### Entries taken from a collection
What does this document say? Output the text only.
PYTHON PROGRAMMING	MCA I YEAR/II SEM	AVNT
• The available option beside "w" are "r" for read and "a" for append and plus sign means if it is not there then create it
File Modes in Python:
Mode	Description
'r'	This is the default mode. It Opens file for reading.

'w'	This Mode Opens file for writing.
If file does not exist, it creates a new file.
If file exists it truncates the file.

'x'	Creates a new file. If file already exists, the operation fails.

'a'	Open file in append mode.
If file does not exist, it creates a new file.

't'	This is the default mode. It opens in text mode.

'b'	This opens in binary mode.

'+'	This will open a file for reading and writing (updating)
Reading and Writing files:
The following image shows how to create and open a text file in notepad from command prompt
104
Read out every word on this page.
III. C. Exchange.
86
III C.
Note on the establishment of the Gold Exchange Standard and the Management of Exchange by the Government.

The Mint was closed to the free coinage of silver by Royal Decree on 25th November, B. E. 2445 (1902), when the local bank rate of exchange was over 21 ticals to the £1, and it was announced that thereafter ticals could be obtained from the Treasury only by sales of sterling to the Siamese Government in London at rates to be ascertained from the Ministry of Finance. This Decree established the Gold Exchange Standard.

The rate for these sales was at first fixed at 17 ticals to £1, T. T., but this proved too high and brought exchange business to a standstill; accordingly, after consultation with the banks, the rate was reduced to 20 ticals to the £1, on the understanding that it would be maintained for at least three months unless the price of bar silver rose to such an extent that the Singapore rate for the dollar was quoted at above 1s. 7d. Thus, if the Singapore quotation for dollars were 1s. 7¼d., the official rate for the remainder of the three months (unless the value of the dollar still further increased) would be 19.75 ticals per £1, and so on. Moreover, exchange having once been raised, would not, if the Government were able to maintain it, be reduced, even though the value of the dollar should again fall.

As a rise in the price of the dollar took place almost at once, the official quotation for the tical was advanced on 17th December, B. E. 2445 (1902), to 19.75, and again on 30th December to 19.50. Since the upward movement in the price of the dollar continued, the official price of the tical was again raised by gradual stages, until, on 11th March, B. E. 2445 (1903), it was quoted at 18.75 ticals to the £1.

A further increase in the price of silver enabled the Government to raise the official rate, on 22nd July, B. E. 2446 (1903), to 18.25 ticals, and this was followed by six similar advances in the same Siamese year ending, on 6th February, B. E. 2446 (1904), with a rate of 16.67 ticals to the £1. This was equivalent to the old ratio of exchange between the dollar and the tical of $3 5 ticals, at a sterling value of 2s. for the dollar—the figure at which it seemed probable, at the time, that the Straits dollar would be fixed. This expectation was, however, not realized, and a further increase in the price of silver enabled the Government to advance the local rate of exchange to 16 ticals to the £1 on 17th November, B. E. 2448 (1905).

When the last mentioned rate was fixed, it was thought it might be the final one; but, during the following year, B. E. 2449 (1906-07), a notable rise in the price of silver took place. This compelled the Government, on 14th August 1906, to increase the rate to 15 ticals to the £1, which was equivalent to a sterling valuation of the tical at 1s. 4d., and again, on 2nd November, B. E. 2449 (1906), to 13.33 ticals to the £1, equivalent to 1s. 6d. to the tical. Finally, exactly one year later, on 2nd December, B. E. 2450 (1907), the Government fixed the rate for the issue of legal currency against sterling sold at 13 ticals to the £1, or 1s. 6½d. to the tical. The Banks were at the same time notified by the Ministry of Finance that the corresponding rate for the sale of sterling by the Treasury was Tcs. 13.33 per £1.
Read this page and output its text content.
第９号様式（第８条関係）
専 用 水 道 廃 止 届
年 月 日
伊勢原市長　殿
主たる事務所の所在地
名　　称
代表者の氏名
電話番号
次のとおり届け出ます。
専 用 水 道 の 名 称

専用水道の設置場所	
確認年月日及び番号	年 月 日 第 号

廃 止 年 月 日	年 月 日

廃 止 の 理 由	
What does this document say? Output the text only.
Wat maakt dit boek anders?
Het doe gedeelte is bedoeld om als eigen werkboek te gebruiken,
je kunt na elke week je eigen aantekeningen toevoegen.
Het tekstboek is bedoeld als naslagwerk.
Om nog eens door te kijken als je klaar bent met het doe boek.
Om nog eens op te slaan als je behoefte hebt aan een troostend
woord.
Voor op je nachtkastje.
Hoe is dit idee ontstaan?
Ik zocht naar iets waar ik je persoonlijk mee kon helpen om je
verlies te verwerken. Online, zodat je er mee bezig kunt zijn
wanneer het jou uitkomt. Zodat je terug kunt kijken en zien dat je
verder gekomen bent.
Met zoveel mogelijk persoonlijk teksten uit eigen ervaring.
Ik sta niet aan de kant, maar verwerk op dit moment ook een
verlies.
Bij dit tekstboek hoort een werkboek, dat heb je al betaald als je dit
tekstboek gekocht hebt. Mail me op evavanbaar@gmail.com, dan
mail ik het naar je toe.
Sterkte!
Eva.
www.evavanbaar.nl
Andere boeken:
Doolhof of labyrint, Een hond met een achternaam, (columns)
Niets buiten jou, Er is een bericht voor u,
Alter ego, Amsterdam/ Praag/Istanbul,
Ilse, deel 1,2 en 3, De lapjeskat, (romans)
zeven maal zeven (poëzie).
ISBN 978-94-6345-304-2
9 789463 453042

### The task
Copy each line above where the string "place" occurs.

### Result of the exercise
As a rise in the price of the dollar took place almost at once, the official quotation for the tical was advanced on 17th December, B. E. 2445 (1902), to 19.75, and again on 30th December to 19.50. Since the upward movement in the price of the dollar continued, the official price of the tical was again raised by gradual stages, until, on 11th March, B. E. 2445 (1903), it was quoted at 18.75 ticals to the £1.
When the last mentioned rate was fixed, it was thought it might be the final one; but, during the following year, B. E. 2449 (1906-07), a notable rise in the price of silver took place. This compelled the Government, on 14th August 1906, to increase the rate to 15 ticals to the £1, which was equivalent to a sterling valuation of the tical at 1s. 4d., and again, on 2nd November, B. E. 2449 (1906), to 13.33 ticals to the £1, equivalent to 1s. 6d. to the tical. Finally, exactly one year later, on 2nd December, B. E. 2450 (1907), the Government fixed the rate for the issue of legal currency against sterling sold at 13 ticals to the £1, or 1s. 6½d. to the tical. The Banks were at the same time notified by the Ministry of Finance that the corresponding rate for the sale of sterling by the Treasury was Tcs. 13.33 per £1.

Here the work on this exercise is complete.